Task to carry out: From the listing below, pull out the lines that hold "وأبو".

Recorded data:
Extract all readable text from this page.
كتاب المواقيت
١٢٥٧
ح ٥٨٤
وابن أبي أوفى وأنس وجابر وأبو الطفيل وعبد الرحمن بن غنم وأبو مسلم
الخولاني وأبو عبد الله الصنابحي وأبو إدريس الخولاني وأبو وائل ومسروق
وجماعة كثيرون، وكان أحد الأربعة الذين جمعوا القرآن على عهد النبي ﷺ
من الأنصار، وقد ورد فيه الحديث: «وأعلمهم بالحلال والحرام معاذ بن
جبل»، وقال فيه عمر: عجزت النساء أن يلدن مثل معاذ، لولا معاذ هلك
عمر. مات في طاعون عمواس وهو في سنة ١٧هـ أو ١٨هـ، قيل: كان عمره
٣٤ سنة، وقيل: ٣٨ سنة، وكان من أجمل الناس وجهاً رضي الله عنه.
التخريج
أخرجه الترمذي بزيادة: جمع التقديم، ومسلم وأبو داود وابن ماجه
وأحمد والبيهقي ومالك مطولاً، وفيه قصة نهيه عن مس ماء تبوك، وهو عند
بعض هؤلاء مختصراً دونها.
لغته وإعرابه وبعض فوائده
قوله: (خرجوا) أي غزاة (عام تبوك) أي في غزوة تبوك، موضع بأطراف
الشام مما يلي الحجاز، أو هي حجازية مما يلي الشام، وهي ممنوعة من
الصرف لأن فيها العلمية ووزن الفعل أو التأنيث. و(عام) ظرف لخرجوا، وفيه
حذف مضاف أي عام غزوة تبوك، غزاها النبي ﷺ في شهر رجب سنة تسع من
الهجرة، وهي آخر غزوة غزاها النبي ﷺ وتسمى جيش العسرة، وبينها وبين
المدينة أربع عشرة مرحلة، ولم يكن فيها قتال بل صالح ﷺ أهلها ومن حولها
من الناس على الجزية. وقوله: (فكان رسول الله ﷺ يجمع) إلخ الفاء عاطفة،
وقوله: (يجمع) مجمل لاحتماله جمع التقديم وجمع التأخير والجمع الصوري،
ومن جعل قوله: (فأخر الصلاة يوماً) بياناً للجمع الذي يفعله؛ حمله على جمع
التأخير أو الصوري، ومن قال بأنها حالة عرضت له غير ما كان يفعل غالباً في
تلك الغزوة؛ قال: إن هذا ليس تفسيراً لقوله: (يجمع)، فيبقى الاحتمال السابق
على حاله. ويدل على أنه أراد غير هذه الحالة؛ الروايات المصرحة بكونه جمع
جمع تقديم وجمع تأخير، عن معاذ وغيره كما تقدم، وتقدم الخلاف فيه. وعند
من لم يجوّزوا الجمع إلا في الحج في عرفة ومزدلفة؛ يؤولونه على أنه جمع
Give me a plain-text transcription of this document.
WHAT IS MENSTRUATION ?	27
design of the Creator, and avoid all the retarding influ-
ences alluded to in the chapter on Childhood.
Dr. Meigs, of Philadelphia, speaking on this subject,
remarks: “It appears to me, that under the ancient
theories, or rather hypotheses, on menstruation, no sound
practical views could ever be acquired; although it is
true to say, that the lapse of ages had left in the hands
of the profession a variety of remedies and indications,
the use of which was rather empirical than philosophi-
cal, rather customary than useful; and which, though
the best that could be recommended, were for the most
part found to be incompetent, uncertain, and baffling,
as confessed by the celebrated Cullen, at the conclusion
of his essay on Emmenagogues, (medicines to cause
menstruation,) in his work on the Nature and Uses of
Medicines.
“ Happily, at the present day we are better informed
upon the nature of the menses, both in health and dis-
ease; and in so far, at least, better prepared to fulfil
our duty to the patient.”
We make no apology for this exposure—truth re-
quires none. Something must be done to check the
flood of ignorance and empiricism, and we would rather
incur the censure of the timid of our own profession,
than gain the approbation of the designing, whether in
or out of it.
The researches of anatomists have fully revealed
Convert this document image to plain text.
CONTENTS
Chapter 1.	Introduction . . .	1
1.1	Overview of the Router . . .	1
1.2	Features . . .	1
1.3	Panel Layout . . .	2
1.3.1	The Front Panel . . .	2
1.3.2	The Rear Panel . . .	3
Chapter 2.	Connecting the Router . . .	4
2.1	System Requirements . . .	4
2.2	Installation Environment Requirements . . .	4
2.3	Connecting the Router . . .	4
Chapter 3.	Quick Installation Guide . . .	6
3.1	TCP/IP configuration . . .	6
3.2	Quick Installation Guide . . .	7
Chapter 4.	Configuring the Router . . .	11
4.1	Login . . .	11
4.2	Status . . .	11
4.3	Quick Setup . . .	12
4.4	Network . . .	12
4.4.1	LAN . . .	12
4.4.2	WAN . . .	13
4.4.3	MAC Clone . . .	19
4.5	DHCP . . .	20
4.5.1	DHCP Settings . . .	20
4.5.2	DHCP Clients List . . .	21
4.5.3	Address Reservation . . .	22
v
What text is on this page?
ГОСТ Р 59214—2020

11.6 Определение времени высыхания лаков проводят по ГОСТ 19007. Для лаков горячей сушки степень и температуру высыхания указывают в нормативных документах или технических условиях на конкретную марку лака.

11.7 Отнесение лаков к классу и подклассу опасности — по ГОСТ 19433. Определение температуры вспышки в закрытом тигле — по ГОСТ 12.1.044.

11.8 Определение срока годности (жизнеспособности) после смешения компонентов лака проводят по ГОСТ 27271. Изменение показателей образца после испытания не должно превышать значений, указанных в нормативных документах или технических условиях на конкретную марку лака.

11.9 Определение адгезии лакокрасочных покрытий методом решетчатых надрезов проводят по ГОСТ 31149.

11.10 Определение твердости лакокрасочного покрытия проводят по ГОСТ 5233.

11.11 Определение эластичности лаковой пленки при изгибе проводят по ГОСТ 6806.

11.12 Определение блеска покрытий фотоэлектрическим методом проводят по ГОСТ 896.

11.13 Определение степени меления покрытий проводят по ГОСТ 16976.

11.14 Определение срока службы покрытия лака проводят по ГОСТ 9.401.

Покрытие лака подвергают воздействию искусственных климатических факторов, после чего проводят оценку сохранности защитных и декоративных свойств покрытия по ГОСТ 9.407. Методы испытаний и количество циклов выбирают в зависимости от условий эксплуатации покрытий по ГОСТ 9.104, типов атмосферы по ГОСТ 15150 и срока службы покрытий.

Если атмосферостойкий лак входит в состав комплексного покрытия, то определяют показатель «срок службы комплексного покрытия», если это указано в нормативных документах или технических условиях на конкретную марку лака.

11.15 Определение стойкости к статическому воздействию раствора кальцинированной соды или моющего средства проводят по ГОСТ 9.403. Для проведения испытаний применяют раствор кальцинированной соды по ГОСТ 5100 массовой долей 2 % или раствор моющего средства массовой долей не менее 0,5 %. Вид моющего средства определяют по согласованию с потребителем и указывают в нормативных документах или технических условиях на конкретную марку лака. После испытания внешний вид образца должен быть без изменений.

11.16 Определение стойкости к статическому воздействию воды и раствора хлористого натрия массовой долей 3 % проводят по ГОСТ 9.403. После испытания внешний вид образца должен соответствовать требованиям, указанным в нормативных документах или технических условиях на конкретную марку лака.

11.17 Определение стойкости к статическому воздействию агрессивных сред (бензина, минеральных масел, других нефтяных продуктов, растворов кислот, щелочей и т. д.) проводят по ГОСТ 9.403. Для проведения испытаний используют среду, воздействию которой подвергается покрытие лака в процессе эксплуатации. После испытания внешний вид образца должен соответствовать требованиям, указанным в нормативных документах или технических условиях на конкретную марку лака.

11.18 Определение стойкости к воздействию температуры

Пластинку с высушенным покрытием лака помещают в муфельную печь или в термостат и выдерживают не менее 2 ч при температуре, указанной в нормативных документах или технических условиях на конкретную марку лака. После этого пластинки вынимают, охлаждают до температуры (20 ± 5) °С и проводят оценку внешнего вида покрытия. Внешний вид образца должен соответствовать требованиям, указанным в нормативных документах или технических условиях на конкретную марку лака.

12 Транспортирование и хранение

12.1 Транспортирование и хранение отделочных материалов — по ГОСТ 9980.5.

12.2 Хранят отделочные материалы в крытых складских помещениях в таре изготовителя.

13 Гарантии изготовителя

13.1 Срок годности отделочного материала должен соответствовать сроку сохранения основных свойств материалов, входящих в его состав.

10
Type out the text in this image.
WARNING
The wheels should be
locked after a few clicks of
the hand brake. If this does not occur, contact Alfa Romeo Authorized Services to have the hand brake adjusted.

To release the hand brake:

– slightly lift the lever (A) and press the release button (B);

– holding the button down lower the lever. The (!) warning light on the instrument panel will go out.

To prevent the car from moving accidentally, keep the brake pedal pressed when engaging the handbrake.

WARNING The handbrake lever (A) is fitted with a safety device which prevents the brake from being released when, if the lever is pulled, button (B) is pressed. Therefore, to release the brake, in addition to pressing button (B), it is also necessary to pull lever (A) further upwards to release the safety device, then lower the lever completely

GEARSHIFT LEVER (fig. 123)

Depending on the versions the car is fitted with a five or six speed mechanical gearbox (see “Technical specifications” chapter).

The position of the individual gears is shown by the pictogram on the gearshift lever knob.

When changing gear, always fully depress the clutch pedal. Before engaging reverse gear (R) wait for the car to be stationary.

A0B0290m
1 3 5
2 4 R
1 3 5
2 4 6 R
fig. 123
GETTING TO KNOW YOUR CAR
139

Exercise output:
وابن أبي أوفى وأنس وجابر وأبو الطفيل وعبد الرحمن بن غنم وأبو مسلم
الخولاني وأبو عبد الله الصنابحي وأبو إدريس الخولاني وأبو وائل ومسروق
أخرجه الترمذي بزيادة: جمع التقديم، ومسلم وأبو داود وابن ماجه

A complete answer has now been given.